*Directive*
Repeat the records below exactly, leaving out every picture.

*Input material*
#####
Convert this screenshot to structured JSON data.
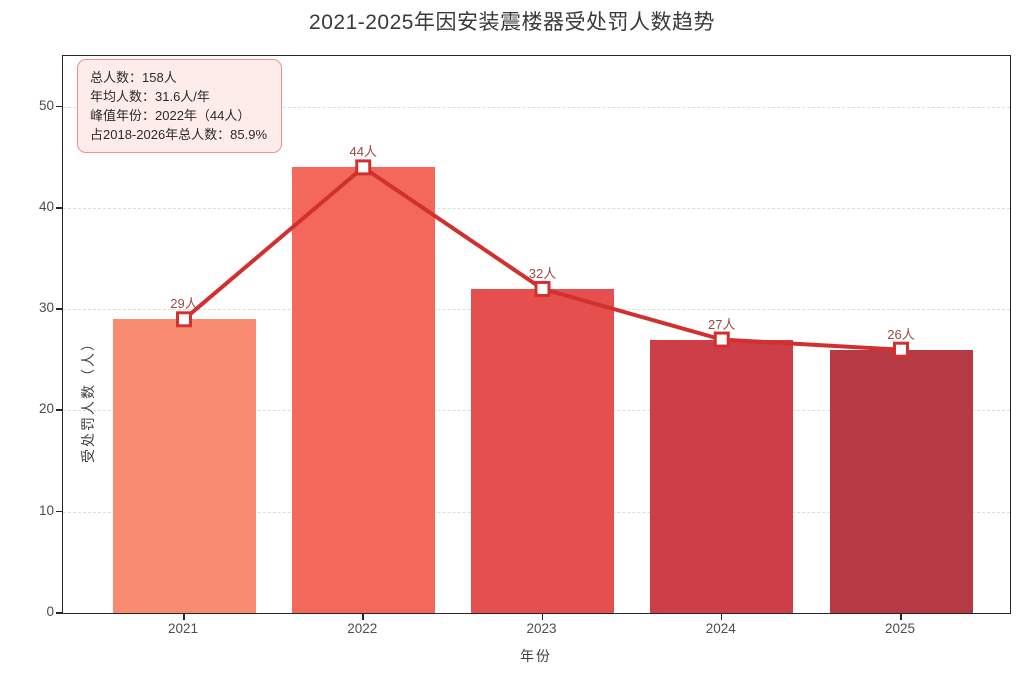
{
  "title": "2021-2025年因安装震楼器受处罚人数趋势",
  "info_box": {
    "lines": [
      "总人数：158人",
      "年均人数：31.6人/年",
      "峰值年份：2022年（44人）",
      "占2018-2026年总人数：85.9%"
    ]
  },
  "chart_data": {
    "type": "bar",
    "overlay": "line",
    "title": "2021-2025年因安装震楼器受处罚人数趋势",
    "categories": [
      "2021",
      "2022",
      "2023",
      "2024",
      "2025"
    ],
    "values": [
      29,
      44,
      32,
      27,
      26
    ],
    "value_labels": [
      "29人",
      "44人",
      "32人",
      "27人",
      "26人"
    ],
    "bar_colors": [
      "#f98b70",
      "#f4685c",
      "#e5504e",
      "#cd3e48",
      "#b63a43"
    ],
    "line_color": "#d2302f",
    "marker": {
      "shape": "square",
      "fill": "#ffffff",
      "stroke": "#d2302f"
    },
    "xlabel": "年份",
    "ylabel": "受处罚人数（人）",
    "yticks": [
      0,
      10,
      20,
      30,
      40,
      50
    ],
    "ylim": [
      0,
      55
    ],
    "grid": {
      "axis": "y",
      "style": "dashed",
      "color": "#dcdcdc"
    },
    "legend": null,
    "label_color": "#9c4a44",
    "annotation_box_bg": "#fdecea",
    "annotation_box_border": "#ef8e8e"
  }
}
#####
*The output*
Convert this screenshot to structured JSON data.
{
  "title": "2021-2025年因安装震楼器受处罚人数趋势",
  "info_box": {
    "lines": [
      "总人数：158人",
      "年均人数：31.6人/年",
      "峰值年份：2022年（44人）",
      "占2018-2026年总人数：85.9%"
    ]
  },
  "chart_data": {
    "type": "bar",
    "overlay": "line",
    "title": "2021-2025年因安装震楼器受处罚人数趋势",
    "categories": [
      "2021",
      "2022",
      "2023",
      "2024",
      "2025"
    ],
    "values": [
      29,
      44,
      32,
      27,
      26
    ],
    "value_labels": [
      "29人",
      "44人",
      "32人",
      "27人",
      "26人"
    ],
    "bar_colors": [
      "#f98b70",
      "#f4685c",
      "#e5504e",
      "#cd3e48",
      "#b63a43"
    ],
    "line_color": "#d2302f",
    "marker": {
      "shape": "square",
      "fill": "#ffffff",
      "stroke": "#d2302f"
    },
    "xlabel": "年份",
    "ylabel": "受处罚人数（人）",
    "yticks": [
      0,
      10,
      20,
      30,
      40,
      50
    ],
    "ylim": [
      0,
      55
    ],
    "grid": {
      "axis": "y",
      "style": "dashed",
      "color": "#dcdcdc"
    },
    "legend": null,
    "label_color": "#9c4a44",
    "annotation_box_bg": "#fdecea",
    "annotation_box_border": "#ef8e8e"
  }
}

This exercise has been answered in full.